■ Work to be completed: For each statement, answer yes or no on whether it agrees with the abstract on CNS metastases in breast cancer, and quote the abstract's words that decide it. 1. Patients were followed for a median of 48 months after surgery. 2. Seventeen of the patients developed CNS metastases. 3. In the multivariate analysis, the triple negative subtype had a hazard ratio of 3.9.

■ Source text:
+++

Retrospective Analysis of Risk Factors for Central Nervous System Metastases in Operable Breast Cancer: Effects of Biologic Subtype and Ki67 Overexpression on Survival

Abstract

Identifying factors that predispose patients to central nervous system (CNS) metastases may hasten disease detection and improve treatment outcomes. We reviewed the records of patients who were diagnosed with clinical stage I-III primary breast cancer at the National Cancer Center Hospital East from 2003 to 2005. Cox proportional hazard models were fitted to reveal risk factors for CNS metastases. The median follow-up period after the operation was 53.5 months. Among the 591 identified patients with breast cancer, 76 experienced a relapse. Seventeen patients developed CNS metastases. Multivariate analysis indicated that the triple negative (TN) subtype (hazard ratio = 5.5) and a high Ki67 labeling index (LI; hazard ratio = 3.9) were associated with a higher risk for CNS metastases. At 4 years, the TN subtype was associated with significantly worse overall and disease-free survival rates and a higher cumulative incidence of CNS metastases compared with hormone receptor-positive/ human epidermal growth factor receptor-2-negative tumors. Breast cancers with a Ki67 LI ≥30% were also associated with lower overall and disease-free survival rates and a higher cumulative incidence of CNS metastases compared with cancers with a Ki67 LI <30%. TN or Ki67-overexpressing breast cancer produced earlier CNS metastases and lower disease-free and overall survival rates.

+++

■ Information:

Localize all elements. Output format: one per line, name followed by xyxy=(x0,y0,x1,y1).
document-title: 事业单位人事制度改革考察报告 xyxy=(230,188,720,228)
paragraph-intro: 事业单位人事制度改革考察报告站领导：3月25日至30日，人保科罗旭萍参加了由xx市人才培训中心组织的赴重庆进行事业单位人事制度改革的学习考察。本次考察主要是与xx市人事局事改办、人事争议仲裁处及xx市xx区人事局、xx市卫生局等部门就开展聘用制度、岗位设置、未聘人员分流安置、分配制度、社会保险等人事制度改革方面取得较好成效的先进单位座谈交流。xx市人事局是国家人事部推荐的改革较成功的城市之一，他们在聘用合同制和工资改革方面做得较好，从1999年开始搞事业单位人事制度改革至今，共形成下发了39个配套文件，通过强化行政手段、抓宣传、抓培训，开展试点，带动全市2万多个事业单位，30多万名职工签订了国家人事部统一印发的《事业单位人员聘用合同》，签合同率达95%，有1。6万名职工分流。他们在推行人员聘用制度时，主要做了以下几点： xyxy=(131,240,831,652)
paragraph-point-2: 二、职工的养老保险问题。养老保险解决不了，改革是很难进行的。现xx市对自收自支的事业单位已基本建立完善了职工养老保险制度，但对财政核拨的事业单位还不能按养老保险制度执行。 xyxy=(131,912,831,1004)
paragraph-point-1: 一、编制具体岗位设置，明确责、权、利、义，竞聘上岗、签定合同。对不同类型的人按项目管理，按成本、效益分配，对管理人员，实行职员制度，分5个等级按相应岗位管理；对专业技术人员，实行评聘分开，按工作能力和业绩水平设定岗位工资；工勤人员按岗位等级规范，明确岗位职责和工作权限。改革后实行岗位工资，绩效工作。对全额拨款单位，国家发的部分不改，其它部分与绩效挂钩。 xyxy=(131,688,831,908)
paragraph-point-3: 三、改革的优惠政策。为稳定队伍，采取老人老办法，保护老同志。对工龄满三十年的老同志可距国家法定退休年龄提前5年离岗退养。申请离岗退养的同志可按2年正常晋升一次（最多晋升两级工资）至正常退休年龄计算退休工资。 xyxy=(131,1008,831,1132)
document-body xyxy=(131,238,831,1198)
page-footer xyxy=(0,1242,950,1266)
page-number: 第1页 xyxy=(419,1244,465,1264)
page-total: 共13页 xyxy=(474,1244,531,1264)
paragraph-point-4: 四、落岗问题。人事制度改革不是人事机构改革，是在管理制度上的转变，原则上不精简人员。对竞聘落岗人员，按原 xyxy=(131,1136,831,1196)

+++

■ Response box:
1. No: "The median follow-up period after the operation was 53.5 months."
2. Yes: "Seventeen patients developed CNS metastases."
3. No: "the triple negative (TN) subtype (hazard ratio = 5.5)"